> Extracted information:
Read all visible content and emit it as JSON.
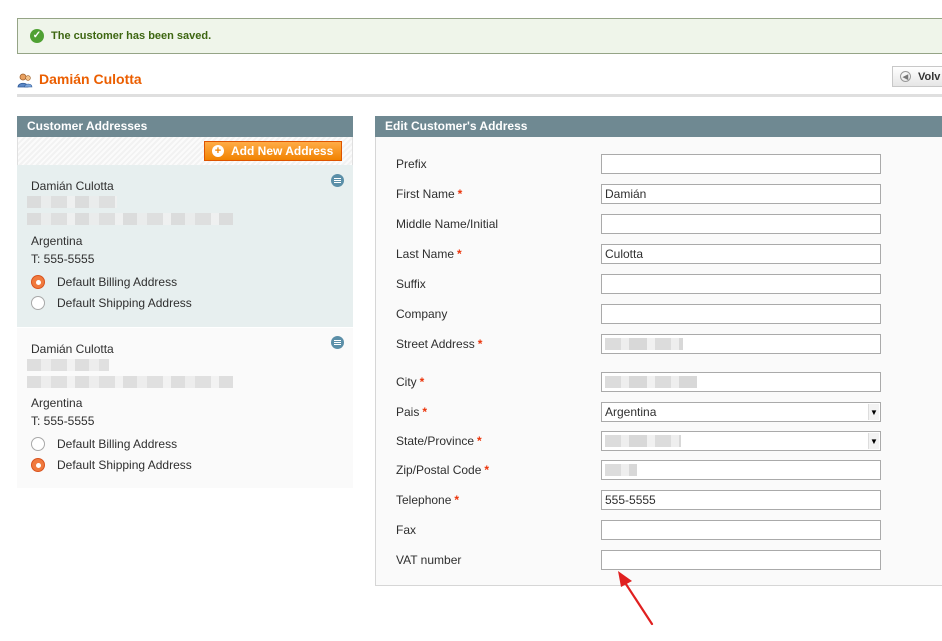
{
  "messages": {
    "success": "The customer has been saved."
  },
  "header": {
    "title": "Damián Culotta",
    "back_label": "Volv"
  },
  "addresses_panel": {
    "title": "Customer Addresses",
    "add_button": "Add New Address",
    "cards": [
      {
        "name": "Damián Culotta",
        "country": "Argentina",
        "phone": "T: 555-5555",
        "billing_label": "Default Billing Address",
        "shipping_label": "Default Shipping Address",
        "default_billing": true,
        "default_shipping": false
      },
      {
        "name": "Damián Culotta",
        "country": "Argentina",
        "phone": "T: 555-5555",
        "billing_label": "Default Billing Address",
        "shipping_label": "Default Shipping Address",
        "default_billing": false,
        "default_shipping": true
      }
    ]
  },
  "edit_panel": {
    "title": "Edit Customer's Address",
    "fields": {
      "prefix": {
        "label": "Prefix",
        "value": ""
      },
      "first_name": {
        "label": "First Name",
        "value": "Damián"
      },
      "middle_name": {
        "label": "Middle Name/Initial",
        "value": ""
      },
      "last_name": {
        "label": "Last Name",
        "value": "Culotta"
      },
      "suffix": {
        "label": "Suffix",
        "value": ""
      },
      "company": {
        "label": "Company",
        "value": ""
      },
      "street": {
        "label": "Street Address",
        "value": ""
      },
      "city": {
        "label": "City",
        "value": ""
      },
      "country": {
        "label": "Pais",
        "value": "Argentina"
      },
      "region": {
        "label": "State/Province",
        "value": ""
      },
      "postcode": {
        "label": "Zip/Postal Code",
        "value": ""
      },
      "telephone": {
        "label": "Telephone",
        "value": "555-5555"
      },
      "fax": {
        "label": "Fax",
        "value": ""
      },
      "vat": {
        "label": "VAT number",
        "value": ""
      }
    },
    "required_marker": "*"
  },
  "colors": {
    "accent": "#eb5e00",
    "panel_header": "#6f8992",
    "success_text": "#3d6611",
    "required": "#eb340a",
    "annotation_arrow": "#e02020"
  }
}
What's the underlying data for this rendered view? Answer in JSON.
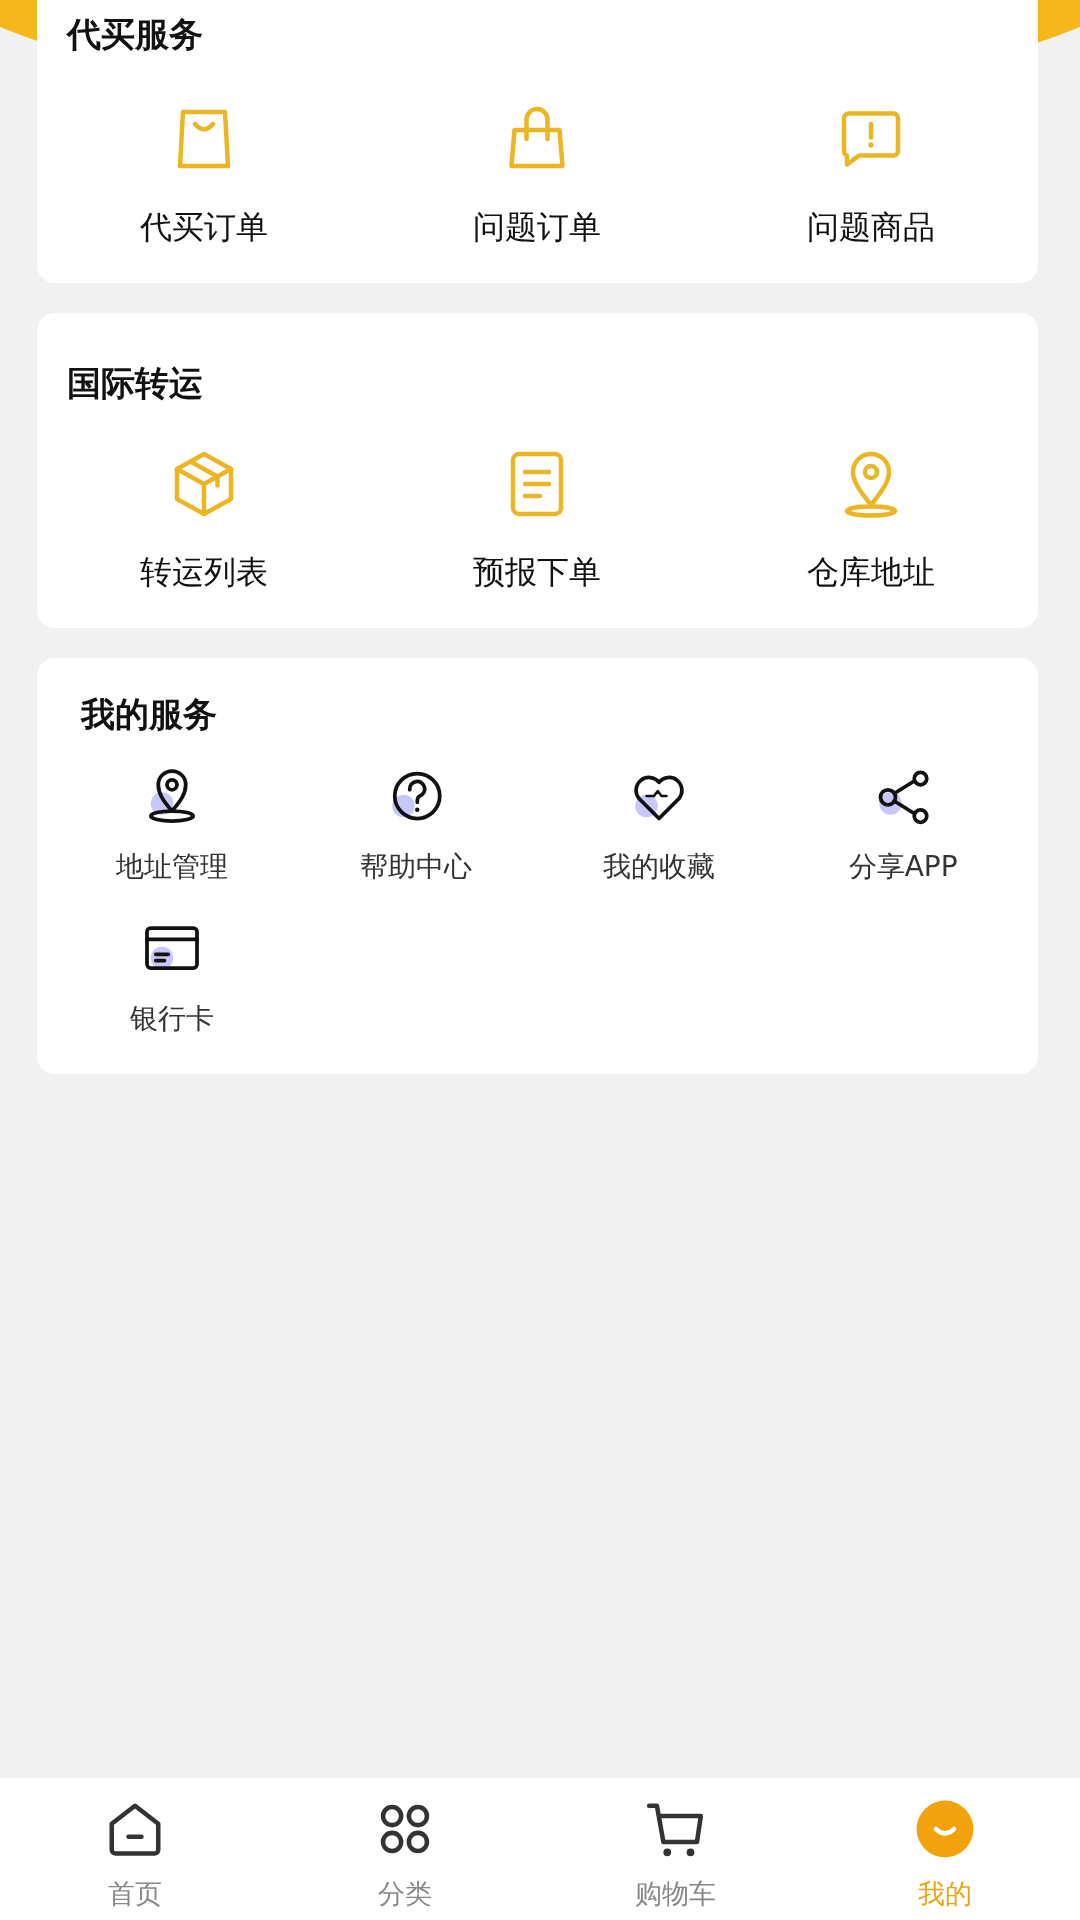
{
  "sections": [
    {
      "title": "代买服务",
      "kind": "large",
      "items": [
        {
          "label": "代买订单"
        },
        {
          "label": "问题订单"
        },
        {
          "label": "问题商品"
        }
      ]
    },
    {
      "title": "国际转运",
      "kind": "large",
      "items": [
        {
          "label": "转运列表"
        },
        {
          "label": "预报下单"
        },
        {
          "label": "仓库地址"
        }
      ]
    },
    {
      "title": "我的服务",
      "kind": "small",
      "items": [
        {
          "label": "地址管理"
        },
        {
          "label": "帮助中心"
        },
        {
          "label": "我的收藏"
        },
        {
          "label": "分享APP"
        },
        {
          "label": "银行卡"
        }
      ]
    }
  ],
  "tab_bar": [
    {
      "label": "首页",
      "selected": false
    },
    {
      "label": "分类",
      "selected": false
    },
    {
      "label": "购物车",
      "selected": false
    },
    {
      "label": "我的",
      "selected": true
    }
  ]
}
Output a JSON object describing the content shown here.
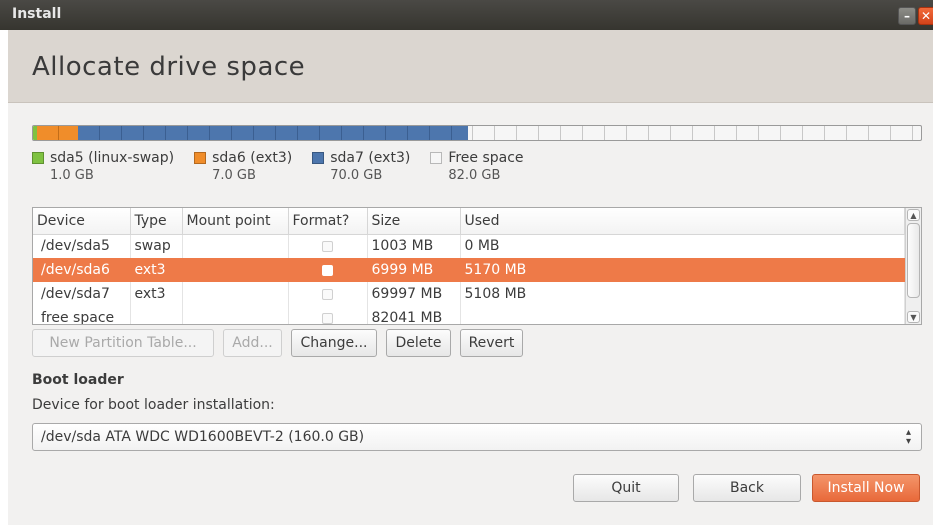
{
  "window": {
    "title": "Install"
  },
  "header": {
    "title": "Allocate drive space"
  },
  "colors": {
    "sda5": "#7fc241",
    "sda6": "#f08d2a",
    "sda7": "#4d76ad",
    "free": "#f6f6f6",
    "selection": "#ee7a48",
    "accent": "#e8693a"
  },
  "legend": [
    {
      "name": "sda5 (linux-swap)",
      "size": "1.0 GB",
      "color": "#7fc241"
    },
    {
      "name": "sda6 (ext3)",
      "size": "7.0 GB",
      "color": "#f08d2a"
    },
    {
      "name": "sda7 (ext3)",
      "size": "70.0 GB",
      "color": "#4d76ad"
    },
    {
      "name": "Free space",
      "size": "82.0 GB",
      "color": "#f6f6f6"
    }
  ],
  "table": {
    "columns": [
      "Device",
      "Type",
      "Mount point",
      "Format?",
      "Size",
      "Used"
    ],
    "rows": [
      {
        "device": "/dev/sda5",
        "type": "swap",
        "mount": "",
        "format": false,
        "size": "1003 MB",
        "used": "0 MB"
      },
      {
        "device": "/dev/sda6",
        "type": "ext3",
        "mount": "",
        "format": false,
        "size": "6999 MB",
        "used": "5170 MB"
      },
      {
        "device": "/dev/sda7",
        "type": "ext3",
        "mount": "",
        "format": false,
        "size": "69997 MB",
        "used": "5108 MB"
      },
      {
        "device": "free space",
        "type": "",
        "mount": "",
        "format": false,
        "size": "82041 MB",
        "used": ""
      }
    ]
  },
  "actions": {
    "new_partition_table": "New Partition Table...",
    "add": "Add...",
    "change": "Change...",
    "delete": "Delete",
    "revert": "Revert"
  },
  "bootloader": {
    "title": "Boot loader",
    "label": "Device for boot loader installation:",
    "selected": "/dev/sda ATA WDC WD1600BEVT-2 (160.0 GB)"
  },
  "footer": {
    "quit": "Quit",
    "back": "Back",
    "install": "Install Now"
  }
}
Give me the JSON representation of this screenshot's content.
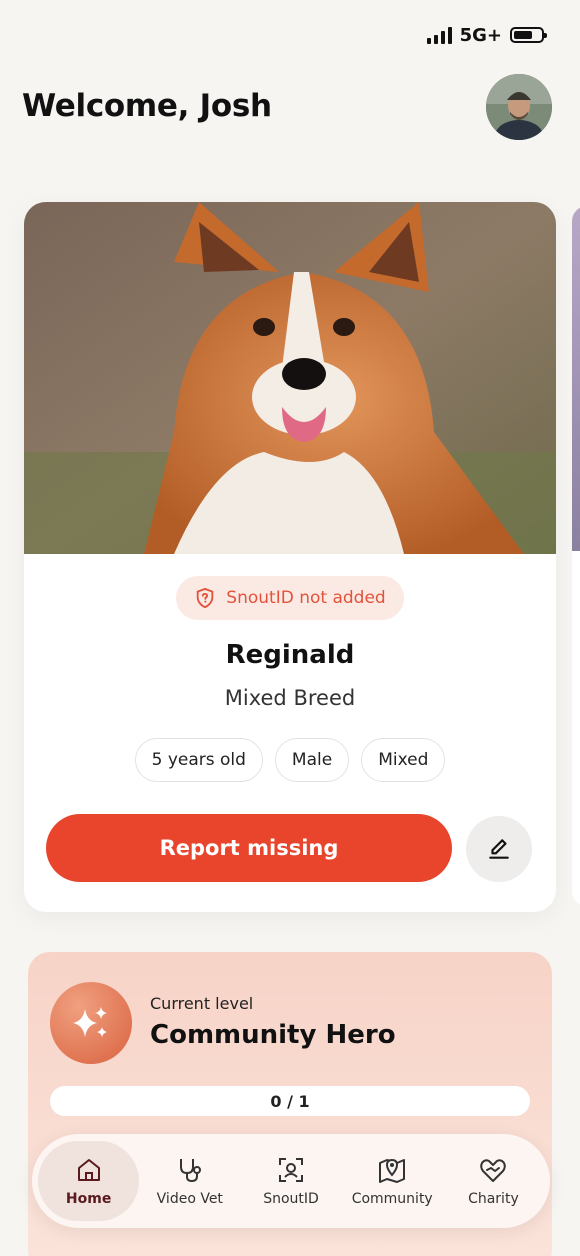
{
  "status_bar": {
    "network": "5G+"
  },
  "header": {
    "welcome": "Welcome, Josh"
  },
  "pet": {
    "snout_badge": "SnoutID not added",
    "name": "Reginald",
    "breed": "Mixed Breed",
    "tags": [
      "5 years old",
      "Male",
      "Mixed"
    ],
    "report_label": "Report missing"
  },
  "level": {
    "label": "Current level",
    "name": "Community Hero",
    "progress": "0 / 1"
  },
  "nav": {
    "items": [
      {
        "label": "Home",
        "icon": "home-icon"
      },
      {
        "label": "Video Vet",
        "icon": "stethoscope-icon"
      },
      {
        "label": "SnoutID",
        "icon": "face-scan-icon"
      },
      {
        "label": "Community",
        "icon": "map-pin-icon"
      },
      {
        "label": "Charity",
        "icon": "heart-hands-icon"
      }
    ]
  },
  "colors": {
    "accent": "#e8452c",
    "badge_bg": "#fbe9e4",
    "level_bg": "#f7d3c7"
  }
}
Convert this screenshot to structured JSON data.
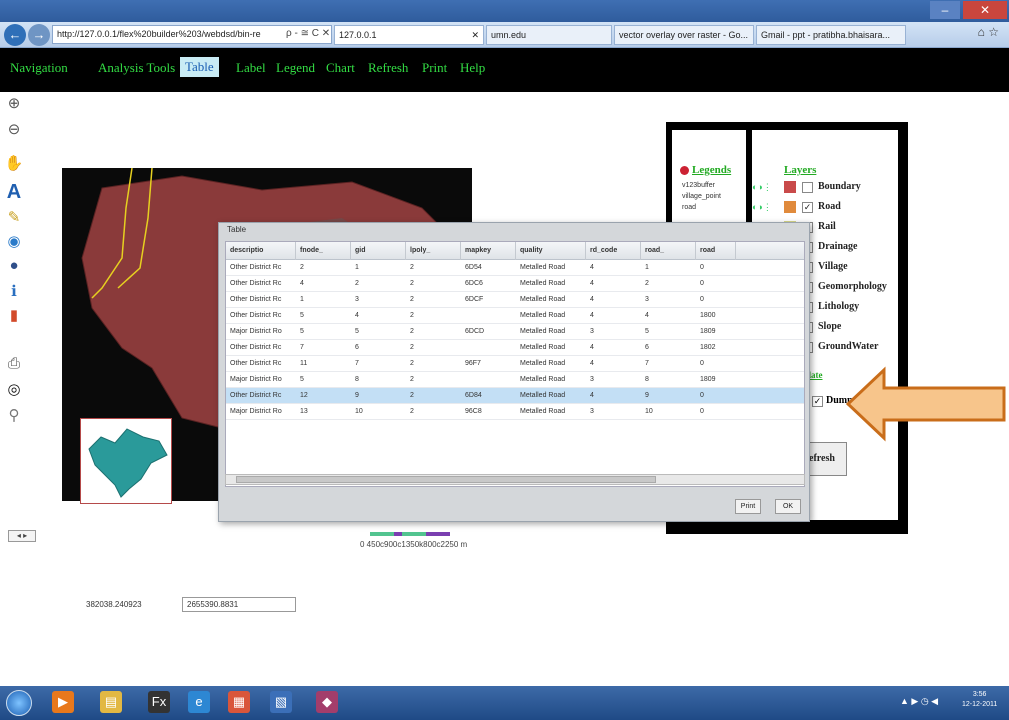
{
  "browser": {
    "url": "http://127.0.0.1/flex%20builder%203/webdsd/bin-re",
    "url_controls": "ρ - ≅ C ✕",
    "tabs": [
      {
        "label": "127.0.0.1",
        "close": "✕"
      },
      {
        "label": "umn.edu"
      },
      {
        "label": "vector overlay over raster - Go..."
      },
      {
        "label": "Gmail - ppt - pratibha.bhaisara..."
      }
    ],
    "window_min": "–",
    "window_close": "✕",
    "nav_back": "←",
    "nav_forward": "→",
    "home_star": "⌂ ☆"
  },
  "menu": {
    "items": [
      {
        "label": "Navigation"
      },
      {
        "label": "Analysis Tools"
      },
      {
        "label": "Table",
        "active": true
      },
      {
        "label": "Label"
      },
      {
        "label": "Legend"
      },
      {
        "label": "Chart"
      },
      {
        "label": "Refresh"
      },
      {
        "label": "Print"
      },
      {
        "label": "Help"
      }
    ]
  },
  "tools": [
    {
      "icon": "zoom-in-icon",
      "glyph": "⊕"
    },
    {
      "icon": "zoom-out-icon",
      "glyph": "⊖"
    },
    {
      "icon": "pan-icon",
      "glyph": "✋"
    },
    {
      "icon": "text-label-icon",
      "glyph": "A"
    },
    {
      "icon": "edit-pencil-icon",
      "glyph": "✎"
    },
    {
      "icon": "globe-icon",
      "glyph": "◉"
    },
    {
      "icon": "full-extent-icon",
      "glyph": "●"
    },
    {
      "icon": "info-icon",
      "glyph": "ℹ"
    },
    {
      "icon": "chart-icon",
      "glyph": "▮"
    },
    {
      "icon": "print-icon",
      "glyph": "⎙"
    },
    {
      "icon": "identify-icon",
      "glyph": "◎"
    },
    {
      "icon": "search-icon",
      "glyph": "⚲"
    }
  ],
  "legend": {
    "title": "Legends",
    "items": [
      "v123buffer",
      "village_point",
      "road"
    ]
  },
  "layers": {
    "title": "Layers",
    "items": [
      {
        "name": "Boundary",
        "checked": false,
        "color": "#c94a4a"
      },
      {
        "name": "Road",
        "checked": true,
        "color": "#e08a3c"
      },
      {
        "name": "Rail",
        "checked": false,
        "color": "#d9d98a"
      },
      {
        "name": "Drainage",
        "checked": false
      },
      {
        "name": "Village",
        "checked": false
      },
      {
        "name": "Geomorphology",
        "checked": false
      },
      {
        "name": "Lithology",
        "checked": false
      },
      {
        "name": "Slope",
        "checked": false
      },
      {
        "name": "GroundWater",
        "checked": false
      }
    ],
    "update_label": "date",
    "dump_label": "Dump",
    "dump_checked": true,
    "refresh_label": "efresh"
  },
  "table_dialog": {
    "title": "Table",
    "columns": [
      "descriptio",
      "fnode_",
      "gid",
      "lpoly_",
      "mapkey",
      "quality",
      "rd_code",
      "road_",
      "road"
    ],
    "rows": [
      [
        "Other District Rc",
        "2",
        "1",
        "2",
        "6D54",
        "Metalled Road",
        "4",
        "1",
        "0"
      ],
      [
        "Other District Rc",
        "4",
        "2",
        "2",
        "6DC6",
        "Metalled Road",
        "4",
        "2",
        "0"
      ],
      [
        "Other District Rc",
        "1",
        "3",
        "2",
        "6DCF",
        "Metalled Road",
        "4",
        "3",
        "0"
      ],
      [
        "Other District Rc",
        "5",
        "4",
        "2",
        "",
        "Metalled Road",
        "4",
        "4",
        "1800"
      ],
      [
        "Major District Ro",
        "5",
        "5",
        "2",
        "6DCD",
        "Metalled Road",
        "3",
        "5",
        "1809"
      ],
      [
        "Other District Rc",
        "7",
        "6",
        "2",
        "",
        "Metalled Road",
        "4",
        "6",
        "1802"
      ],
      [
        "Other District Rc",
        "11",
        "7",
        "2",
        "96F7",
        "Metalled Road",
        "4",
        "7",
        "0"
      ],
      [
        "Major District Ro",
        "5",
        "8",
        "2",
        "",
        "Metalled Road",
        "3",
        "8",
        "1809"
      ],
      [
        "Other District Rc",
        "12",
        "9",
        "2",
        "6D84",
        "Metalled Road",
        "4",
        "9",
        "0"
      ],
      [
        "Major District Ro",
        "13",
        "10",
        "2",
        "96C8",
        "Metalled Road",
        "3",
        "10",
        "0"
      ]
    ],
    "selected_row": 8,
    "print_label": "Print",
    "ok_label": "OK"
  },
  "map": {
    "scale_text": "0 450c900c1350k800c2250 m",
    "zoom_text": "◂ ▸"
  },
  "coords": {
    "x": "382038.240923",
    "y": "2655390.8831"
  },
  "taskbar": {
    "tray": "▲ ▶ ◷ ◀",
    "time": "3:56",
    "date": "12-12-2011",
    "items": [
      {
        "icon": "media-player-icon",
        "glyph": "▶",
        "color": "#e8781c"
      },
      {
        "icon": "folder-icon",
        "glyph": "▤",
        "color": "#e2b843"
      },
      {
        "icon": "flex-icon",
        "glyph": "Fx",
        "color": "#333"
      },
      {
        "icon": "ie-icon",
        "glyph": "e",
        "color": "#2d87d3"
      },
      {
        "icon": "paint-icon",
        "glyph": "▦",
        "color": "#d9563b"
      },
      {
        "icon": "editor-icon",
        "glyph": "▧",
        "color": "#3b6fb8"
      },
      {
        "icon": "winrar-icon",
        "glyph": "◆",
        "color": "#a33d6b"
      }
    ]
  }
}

> To be done: Copy each line of the listing that holds the word "content".

> Full answer:
Read all visible content and emit it as JSON.
Output a JSON object describing the content shown here.
Give me the JSON representation of this screenshot's content.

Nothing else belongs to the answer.